What you will do: Return the records in full, exactly as given.

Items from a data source
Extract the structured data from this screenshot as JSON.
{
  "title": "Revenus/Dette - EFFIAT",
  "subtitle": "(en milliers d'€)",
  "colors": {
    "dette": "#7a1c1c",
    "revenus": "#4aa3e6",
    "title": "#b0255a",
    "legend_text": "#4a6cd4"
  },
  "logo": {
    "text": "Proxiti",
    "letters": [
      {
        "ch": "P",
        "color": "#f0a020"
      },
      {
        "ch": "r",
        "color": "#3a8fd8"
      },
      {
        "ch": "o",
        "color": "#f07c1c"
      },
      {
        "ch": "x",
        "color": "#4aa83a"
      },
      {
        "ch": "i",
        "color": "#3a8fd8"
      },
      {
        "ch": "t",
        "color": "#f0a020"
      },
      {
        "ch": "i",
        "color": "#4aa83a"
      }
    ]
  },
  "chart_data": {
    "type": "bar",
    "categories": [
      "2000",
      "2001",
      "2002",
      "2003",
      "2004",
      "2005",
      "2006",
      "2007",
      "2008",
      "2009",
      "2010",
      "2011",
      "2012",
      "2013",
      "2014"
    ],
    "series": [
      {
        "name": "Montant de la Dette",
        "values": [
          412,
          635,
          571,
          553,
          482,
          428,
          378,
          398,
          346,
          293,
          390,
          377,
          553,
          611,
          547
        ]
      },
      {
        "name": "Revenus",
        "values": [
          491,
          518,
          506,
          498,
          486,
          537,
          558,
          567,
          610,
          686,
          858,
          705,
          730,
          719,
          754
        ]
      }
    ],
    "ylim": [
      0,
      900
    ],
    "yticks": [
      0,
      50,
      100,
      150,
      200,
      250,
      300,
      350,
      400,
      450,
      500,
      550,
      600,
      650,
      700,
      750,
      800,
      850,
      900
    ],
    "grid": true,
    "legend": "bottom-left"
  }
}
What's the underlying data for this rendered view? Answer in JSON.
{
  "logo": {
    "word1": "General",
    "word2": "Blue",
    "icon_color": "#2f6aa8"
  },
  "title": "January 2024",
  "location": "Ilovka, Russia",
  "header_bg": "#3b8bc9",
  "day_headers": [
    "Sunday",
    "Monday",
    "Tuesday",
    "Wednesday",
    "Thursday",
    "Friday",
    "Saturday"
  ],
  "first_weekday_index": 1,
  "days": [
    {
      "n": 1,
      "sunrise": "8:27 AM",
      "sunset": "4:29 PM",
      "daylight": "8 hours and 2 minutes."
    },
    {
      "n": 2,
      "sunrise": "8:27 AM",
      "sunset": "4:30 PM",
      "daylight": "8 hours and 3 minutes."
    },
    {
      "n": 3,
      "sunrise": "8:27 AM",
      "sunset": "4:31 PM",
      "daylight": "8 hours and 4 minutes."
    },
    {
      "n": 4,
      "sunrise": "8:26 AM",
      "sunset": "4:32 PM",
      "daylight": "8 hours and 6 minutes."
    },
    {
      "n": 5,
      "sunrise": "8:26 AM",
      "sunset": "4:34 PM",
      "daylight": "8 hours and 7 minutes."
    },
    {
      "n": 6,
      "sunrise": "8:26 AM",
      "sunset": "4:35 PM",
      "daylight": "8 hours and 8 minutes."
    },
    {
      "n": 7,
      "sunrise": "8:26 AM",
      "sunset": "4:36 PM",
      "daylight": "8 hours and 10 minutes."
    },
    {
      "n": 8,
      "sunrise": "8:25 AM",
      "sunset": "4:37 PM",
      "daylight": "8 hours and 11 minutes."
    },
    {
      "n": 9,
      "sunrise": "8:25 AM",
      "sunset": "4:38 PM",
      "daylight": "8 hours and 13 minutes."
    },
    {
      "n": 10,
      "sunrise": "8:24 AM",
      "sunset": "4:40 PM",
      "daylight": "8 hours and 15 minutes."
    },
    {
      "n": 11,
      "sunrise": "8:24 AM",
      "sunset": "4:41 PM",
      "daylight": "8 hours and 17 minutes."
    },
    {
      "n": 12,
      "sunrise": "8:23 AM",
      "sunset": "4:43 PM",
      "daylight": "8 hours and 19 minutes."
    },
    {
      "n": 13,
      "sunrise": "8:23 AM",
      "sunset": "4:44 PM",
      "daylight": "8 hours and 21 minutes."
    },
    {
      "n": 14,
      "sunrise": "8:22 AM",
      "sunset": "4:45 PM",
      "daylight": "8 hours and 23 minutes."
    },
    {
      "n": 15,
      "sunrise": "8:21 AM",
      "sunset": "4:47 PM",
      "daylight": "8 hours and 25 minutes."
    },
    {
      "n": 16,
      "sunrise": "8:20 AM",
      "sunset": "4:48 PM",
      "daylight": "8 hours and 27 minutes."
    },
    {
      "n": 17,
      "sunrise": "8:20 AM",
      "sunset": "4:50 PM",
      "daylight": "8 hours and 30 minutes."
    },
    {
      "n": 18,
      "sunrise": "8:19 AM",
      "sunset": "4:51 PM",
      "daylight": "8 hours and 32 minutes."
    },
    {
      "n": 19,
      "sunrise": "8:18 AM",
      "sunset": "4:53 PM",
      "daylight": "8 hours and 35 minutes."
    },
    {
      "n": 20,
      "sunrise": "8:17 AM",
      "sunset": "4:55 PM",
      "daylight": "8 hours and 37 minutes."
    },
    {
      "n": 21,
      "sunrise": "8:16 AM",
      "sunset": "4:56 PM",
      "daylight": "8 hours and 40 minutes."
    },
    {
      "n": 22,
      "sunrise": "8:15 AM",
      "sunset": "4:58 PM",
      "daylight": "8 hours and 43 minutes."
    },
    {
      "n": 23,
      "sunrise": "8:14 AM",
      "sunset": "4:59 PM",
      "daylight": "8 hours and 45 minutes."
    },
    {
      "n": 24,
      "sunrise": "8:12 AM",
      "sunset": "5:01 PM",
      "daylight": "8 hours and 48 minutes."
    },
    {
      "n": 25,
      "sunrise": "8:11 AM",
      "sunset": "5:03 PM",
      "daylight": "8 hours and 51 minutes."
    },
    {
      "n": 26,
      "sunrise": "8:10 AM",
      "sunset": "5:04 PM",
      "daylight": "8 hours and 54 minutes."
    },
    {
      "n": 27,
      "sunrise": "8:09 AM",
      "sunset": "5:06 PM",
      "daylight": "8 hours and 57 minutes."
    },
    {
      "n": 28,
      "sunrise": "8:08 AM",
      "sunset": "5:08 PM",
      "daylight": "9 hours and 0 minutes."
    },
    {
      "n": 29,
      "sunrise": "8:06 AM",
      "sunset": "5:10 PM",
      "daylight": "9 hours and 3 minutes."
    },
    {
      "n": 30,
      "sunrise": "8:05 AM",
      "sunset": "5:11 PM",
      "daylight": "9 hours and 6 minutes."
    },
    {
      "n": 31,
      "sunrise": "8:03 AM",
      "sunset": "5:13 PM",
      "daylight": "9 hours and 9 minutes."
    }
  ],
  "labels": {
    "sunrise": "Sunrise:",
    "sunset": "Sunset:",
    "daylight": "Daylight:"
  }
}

Answer to this task:
Extract the structured data from this screenshot as JSON.
{
  "title": "Revenus/Dette - EFFIAT",
  "subtitle": "(en milliers d'€)",
  "colors": {
    "dette": "#7a1c1c",
    "revenus": "#4aa3e6",
    "title": "#b0255a",
    "legend_text": "#4a6cd4"
  },
  "logo": {
    "text": "Proxiti",
    "letters": [
      {
        "ch": "P",
        "color": "#f0a020"
      },
      {
        "ch": "r",
        "color": "#3a8fd8"
      },
      {
        "ch": "o",
        "color": "#f07c1c"
      },
      {
        "ch": "x",
        "color": "#4aa83a"
      },
      {
        "ch": "i",
        "color": "#3a8fd8"
      },
      {
        "ch": "t",
        "color": "#f0a020"
      },
      {
        "ch": "i",
        "color": "#4aa83a"
      }
    ]
  },
  "chart_data": {
    "type": "bar",
    "categories": [
      "2000",
      "2001",
      "2002",
      "2003",
      "2004",
      "2005",
      "2006",
      "2007",
      "2008",
      "2009",
      "2010",
      "2011",
      "2012",
      "2013",
      "2014"
    ],
    "series": [
      {
        "name": "Montant de la Dette",
        "values": [
          412,
          635,
          571,
          553,
          482,
          428,
          378,
          398,
          346,
          293,
          390,
          377,
          553,
          611,
          547
        ]
      },
      {
        "name": "Revenus",
        "values": [
          491,
          518,
          506,
          498,
          486,
          537,
          558,
          567,
          610,
          686,
          858,
          705,
          730,
          719,
          754
        ]
      }
    ],
    "ylim": [
      0,
      900
    ],
    "yticks": [
      0,
      50,
      100,
      150,
      200,
      250,
      300,
      350,
      400,
      450,
      500,
      550,
      600,
      650,
      700,
      750,
      800,
      850,
      900
    ],
    "grid": true,
    "legend": "bottom-left"
  }
}
What's the underlying data for this rendered view? Answer in JSON.
{
  "logo": {
    "word1": "General",
    "word2": "Blue",
    "icon_color": "#2f6aa8"
  },
  "title": "January 2024",
  "location": "Ilovka, Russia",
  "header_bg": "#3b8bc9",
  "day_headers": [
    "Sunday",
    "Monday",
    "Tuesday",
    "Wednesday",
    "Thursday",
    "Friday",
    "Saturday"
  ],
  "first_weekday_index": 1,
  "days": [
    {
      "n": 1,
      "sunrise": "8:27 AM",
      "sunset": "4:29 PM",
      "daylight": "8 hours and 2 minutes."
    },
    {
      "n": 2,
      "sunrise": "8:27 AM",
      "sunset": "4:30 PM",
      "daylight": "8 hours and 3 minutes."
    },
    {
      "n": 3,
      "sunrise": "8:27 AM",
      "sunset": "4:31 PM",
      "daylight": "8 hours and 4 minutes."
    },
    {
      "n": 4,
      "sunrise": "8:26 AM",
      "sunset": "4:32 PM",
      "daylight": "8 hours and 6 minutes."
    },
    {
      "n": 5,
      "sunrise": "8:26 AM",
      "sunset": "4:34 PM",
      "daylight": "8 hours and 7 minutes."
    },
    {
      "n": 6,
      "sunrise": "8:26 AM",
      "sunset": "4:35 PM",
      "daylight": "8 hours and 8 minutes."
    },
    {
      "n": 7,
      "sunrise": "8:26 AM",
      "sunset": "4:36 PM",
      "daylight": "8 hours and 10 minutes."
    },
    {
      "n": 8,
      "sunrise": "8:25 AM",
      "sunset": "4:37 PM",
      "daylight": "8 hours and 11 minutes."
    },
    {
      "n": 9,
      "sunrise": "8:25 AM",
      "sunset": "4:38 PM",
      "daylight": "8 hours and 13 minutes."
    },
    {
      "n": 10,
      "sunrise": "8:24 AM",
      "sunset": "4:40 PM",
      "daylight": "8 hours and 15 minutes."
    },
    {
      "n": 11,
      "sunrise": "8:24 AM",
      "sunset": "4:41 PM",
      "daylight": "8 hours and 17 minutes."
    },
    {
      "n": 12,
      "sunrise": "8:23 AM",
      "sunset": "4:43 PM",
      "daylight": "8 hours and 19 minutes."
    },
    {
      "n": 13,
      "sunrise": "8:23 AM",
      "sunset": "4:44 PM",
      "daylight": "8 hours and 21 minutes."
    },
    {
      "n": 14,
      "sunrise": "8:22 AM",
      "sunset": "4:45 PM",
      "daylight": "8 hours and 23 minutes."
    },
    {
      "n": 15,
      "sunrise": "8:21 AM",
      "sunset": "4:47 PM",
      "daylight": "8 hours and 25 minutes."
    },
    {
      "n": 16,
      "sunrise": "8:20 AM",
      "sunset": "4:48 PM",
      "daylight": "8 hours and 27 minutes."
    },
    {
      "n": 17,
      "sunrise": "8:20 AM",
      "sunset": "4:50 PM",
      "daylight": "8 hours and 30 minutes."
    },
    {
      "n": 18,
      "sunrise": "8:19 AM",
      "sunset": "4:51 PM",
      "daylight": "8 hours and 32 minutes."
    },
    {
      "n": 19,
      "sunrise": "8:18 AM",
      "sunset": "4:53 PM",
      "daylight": "8 hours and 35 minutes."
    },
    {
      "n": 20,
      "sunrise": "8:17 AM",
      "sunset": "4:55 PM",
      "daylight": "8 hours and 37 minutes."
    },
    {
      "n": 21,
      "sunrise": "8:16 AM",
      "sunset": "4:56 PM",
      "daylight": "8 hours and 40 minutes."
    },
    {
      "n": 22,
      "sunrise": "8:15 AM",
      "sunset": "4:58 PM",
      "daylight": "8 hours and 43 minutes."
    },
    {
      "n": 23,
      "sunrise": "8:14 AM",
      "sunset": "4:59 PM",
      "daylight": "8 hours and 45 minutes."
    },
    {
      "n": 24,
      "sunrise": "8:12 AM",
      "sunset": "5:01 PM",
      "daylight": "8 hours and 48 minutes."
    },
    {
      "n": 25,
      "sunrise": "8:11 AM",
      "sunset": "5:03 PM",
      "daylight": "8 hours and 51 minutes."
    },
    {
      "n": 26,
      "sunrise": "8:10 AM",
      "sunset": "5:04 PM",
      "daylight": "8 hours and 54 minutes."
    },
    {
      "n": 27,
      "sunrise": "8:09 AM",
      "sunset": "5:06 PM",
      "daylight": "8 hours and 57 minutes."
    },
    {
      "n": 28,
      "sunrise": "8:08 AM",
      "sunset": "5:08 PM",
      "daylight": "9 hours and 0 minutes."
    },
    {
      "n": 29,
      "sunrise": "8:06 AM",
      "sunset": "5:10 PM",
      "daylight": "9 hours and 3 minutes."
    },
    {
      "n": 30,
      "sunrise": "8:05 AM",
      "sunset": "5:11 PM",
      "daylight": "9 hours and 6 minutes."
    },
    {
      "n": 31,
      "sunrise": "8:03 AM",
      "sunset": "5:13 PM",
      "daylight": "9 hours and 9 minutes."
    }
  ],
  "labels": {
    "sunrise": "Sunrise:",
    "sunset": "Sunset:",
    "daylight": "Daylight:"
  }
}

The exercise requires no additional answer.